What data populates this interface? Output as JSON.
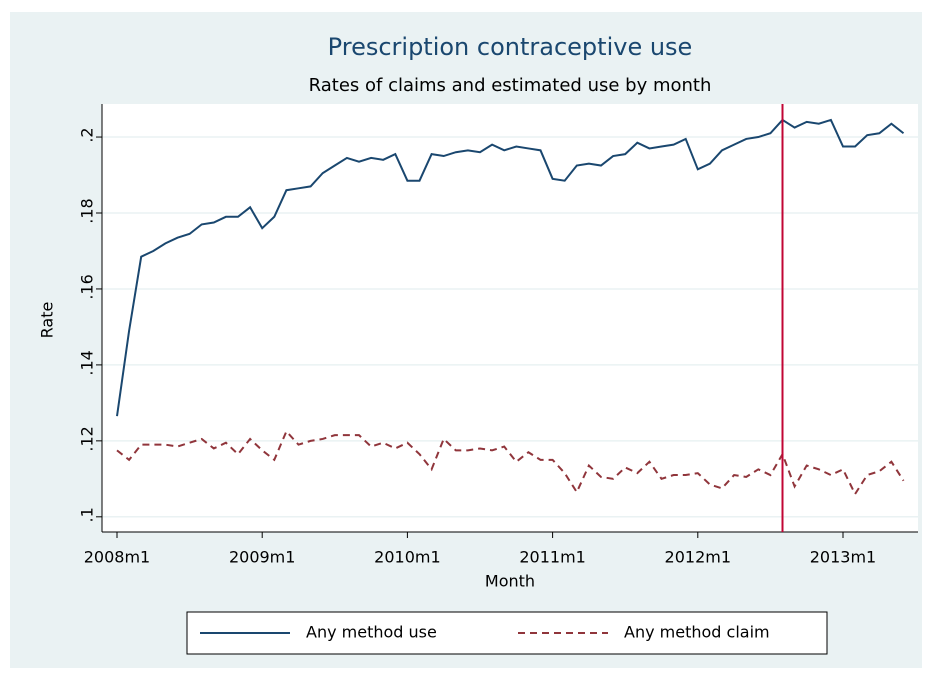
{
  "chart_data": {
    "type": "line",
    "title": "Prescription contraceptive use",
    "subtitle": "Rates of claims and estimated use by month",
    "x_label": "Month",
    "y_label": "Rate",
    "categories": [
      "2008m1",
      null,
      null,
      null,
      null,
      null,
      null,
      null,
      null,
      null,
      null,
      null,
      "2009m1",
      null,
      null,
      null,
      null,
      null,
      null,
      null,
      null,
      null,
      null,
      null,
      "2010m1",
      null,
      null,
      null,
      null,
      null,
      null,
      null,
      null,
      null,
      null,
      null,
      "2011m1",
      null,
      null,
      null,
      null,
      null,
      null,
      null,
      null,
      null,
      null,
      null,
      "2012m1",
      null,
      null,
      null,
      null,
      null,
      null,
      null,
      null,
      null,
      null,
      null,
      "2013m1",
      null,
      null,
      null,
      null,
      null
    ],
    "series": [
      {
        "name": "Any method use",
        "color": "#1a476f",
        "dash": "solid",
        "values": [
          0.1265,
          0.149,
          0.1685,
          0.17,
          0.172,
          0.1735,
          0.1745,
          0.177,
          0.1775,
          0.179,
          0.179,
          0.1815,
          0.176,
          0.179,
          0.186,
          0.1865,
          0.187,
          0.1905,
          0.1925,
          0.1945,
          0.1935,
          0.1945,
          0.194,
          0.1955,
          0.1885,
          0.1885,
          0.1955,
          0.195,
          0.196,
          0.1965,
          0.196,
          0.198,
          0.1965,
          0.1975,
          0.197,
          0.1965,
          0.189,
          0.1885,
          0.1925,
          0.193,
          0.1925,
          0.195,
          0.1955,
          0.1985,
          0.197,
          0.1975,
          0.198,
          0.1995,
          0.1915,
          0.193,
          0.1965,
          0.198,
          0.1995,
          0.2,
          0.201,
          0.2045,
          0.2025,
          0.204,
          0.2035,
          0.2045,
          0.1975,
          0.1975,
          0.2005,
          0.201,
          0.2035,
          0.201
        ]
      },
      {
        "name": "Any method claim",
        "color": "#90353b",
        "dash": "dashed",
        "values": [
          0.1175,
          0.115,
          0.119,
          0.119,
          0.119,
          0.1185,
          0.1195,
          0.1205,
          0.118,
          0.1195,
          0.1165,
          0.1205,
          0.1175,
          0.115,
          0.1225,
          0.119,
          0.12,
          0.1205,
          0.1215,
          0.1215,
          0.1215,
          0.1185,
          0.1195,
          0.118,
          0.1195,
          0.1165,
          0.1125,
          0.1205,
          0.1175,
          0.1175,
          0.118,
          0.1175,
          0.1185,
          0.1145,
          0.117,
          0.115,
          0.115,
          0.1115,
          0.1065,
          0.1135,
          0.1105,
          0.11,
          0.113,
          0.1115,
          0.1145,
          0.11,
          0.111,
          0.111,
          0.1115,
          0.1085,
          0.1075,
          0.111,
          0.1105,
          0.1125,
          0.111,
          0.1165,
          0.108,
          0.1135,
          0.1125,
          0.111,
          0.1125,
          0.106,
          0.111,
          0.112,
          0.1145,
          0.1095
        ]
      }
    ],
    "reference_line": {
      "category_index": 55,
      "color": "#c10534"
    },
    "ylim": [
      0.096,
      0.2087
    ],
    "yticks": [
      {
        "value": 0.1,
        "label": ".1"
      },
      {
        "value": 0.12,
        "label": ".12"
      },
      {
        "value": 0.14,
        "label": ".14"
      },
      {
        "value": 0.16,
        "label": ".16"
      },
      {
        "value": 0.18,
        "label": ".18"
      },
      {
        "value": 0.2,
        "label": ".2"
      }
    ],
    "grid": true,
    "legend": "bottom"
  }
}
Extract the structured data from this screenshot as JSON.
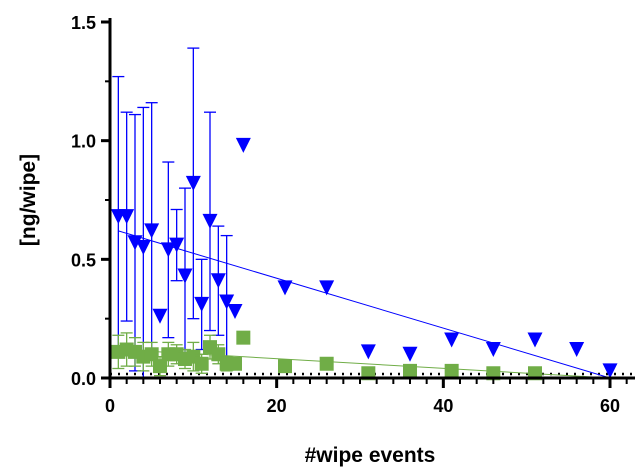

### Task objective
How many lines of these entries contain "JSON"? Answer with the number and nothing else.

### Exercise result
2